# Start of Entries supplied

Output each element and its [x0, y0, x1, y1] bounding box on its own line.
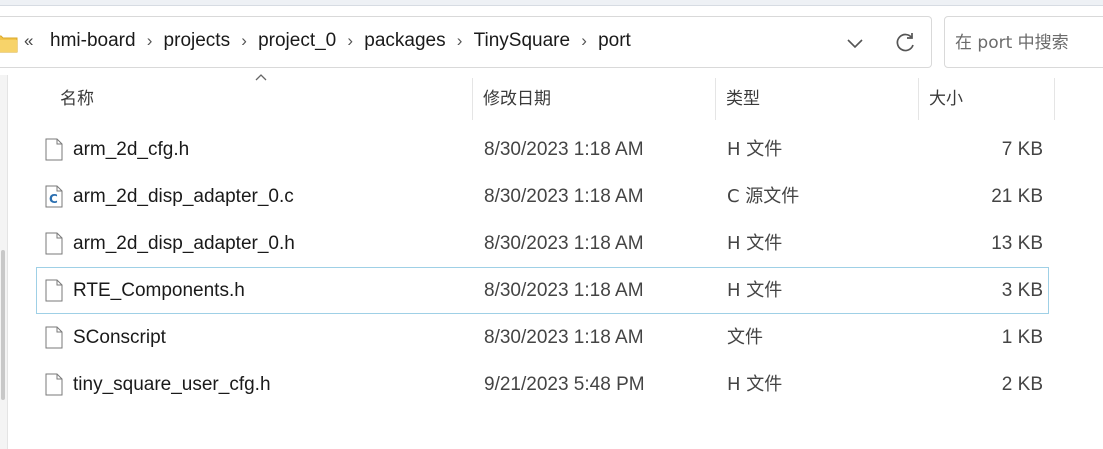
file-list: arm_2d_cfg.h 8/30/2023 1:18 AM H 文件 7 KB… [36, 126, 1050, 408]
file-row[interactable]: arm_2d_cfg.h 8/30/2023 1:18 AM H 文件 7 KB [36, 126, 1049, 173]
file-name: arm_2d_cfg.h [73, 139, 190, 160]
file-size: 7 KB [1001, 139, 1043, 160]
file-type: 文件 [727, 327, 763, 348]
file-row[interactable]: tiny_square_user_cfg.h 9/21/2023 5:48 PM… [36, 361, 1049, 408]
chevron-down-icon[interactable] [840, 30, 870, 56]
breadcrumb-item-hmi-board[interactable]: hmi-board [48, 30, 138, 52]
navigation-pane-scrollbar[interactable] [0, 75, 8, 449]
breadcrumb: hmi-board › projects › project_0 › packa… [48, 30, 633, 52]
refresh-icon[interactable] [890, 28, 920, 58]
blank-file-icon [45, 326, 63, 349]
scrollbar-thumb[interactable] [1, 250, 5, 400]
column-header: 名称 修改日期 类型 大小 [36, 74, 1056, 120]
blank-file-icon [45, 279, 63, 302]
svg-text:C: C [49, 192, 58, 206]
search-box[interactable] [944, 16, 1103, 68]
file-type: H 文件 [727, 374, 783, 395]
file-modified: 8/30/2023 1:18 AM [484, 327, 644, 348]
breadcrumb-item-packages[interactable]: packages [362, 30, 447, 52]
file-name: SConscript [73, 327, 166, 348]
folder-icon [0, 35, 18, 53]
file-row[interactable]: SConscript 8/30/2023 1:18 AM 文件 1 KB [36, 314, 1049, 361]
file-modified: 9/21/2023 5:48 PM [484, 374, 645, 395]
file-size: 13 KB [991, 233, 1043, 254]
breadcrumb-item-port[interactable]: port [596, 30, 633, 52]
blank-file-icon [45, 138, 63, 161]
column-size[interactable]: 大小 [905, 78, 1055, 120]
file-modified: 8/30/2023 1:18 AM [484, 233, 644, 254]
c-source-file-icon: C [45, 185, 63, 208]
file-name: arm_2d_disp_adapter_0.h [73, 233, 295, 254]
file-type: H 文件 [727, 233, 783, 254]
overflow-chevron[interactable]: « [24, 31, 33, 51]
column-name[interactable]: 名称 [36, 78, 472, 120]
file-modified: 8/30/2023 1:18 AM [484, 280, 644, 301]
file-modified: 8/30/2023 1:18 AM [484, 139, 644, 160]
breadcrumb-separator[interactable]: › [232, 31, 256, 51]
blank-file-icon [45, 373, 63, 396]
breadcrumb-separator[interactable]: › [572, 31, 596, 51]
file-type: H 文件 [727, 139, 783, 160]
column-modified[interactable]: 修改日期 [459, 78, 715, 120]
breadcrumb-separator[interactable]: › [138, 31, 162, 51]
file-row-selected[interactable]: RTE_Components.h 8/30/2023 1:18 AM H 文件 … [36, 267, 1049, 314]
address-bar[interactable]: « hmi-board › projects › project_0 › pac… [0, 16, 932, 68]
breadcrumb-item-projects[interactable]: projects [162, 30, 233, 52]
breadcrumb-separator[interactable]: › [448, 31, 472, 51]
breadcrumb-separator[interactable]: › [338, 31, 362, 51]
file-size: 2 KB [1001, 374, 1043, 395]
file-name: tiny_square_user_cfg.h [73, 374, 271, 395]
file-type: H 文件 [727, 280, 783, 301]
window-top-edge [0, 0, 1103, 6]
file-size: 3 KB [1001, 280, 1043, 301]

# End of Entries supplied

* Task instructions
Repeat these lines word for word, leaving out the pictures.

* Exercise result
Output each element and its [x0, y0, x1, y1] bounding box on its own line.
file-list: arm_2d_cfg.h 8/30/2023 1:18 AM H 文件 7 KB… [36, 126, 1050, 408]
file-row[interactable]: arm_2d_cfg.h 8/30/2023 1:18 AM H 文件 7 KB [36, 126, 1049, 173]
file-name: arm_2d_cfg.h [73, 139, 190, 160]
file-size: 7 KB [1001, 139, 1043, 160]
file-type: 文件 [727, 327, 763, 348]
file-row[interactable]: tiny_square_user_cfg.h 9/21/2023 5:48 PM… [36, 361, 1049, 408]
chevron-down-icon[interactable] [840, 30, 870, 56]
breadcrumb-item-hmi-board[interactable]: hmi-board [48, 30, 138, 52]
navigation-pane-scrollbar[interactable] [0, 75, 8, 449]
breadcrumb: hmi-board › projects › project_0 › packa… [48, 30, 633, 52]
refresh-icon[interactable] [890, 28, 920, 58]
blank-file-icon [45, 326, 63, 349]
scrollbar-thumb[interactable] [1, 250, 5, 400]
column-header: 名称 修改日期 类型 大小 [36, 74, 1056, 120]
blank-file-icon [45, 279, 63, 302]
svg-text:C: C [49, 192, 58, 206]
search-box[interactable] [944, 16, 1103, 68]
file-type: H 文件 [727, 374, 783, 395]
file-modified: 8/30/2023 1:18 AM [484, 327, 644, 348]
breadcrumb-item-packages[interactable]: packages [362, 30, 447, 52]
file-name: SConscript [73, 327, 166, 348]
folder-icon [0, 35, 18, 53]
file-row[interactable]: SConscript 8/30/2023 1:18 AM 文件 1 KB [36, 314, 1049, 361]
file-modified: 9/21/2023 5:48 PM [484, 374, 645, 395]
file-size: 13 KB [991, 233, 1043, 254]
breadcrumb-item-port[interactable]: port [596, 30, 633, 52]
blank-file-icon [45, 138, 63, 161]
column-size[interactable]: 大小 [905, 78, 1055, 120]
file-modified: 8/30/2023 1:18 AM [484, 233, 644, 254]
c-source-file-icon: C [45, 185, 63, 208]
file-name: arm_2d_disp_adapter_0.h [73, 233, 295, 254]
file-type: H 文件 [727, 233, 783, 254]
overflow-chevron[interactable]: « [24, 31, 33, 51]
column-name[interactable]: 名称 [36, 78, 472, 120]
file-modified: 8/30/2023 1:18 AM [484, 280, 644, 301]
file-modified: 8/30/2023 1:18 AM [484, 139, 644, 160]
breadcrumb-separator[interactable]: › [232, 31, 256, 51]
blank-file-icon [45, 373, 63, 396]
breadcrumb-separator[interactable]: › [572, 31, 596, 51]
file-type: H 文件 [727, 139, 783, 160]
column-modified[interactable]: 修改日期 [459, 78, 715, 120]
breadcrumb-separator[interactable]: › [138, 31, 162, 51]
file-row-selected[interactable]: RTE_Components.h 8/30/2023 1:18 AM H 文件 … [36, 267, 1049, 314]
address-bar[interactable]: « hmi-board › projects › project_0 › pac… [0, 16, 932, 68]
breadcrumb-item-projects[interactable]: projects [162, 30, 233, 52]
breadcrumb-separator[interactable]: › [448, 31, 472, 51]
breadcrumb-separator[interactable]: › [338, 31, 362, 51]
file-size: 2 KB [1001, 374, 1043, 395]
file-name: tiny_square_user_cfg.h [73, 374, 271, 395]
file-type: H 文件 [727, 280, 783, 301]
window-top-edge [0, 0, 1103, 6]
file-size: 3 KB [1001, 280, 1043, 301]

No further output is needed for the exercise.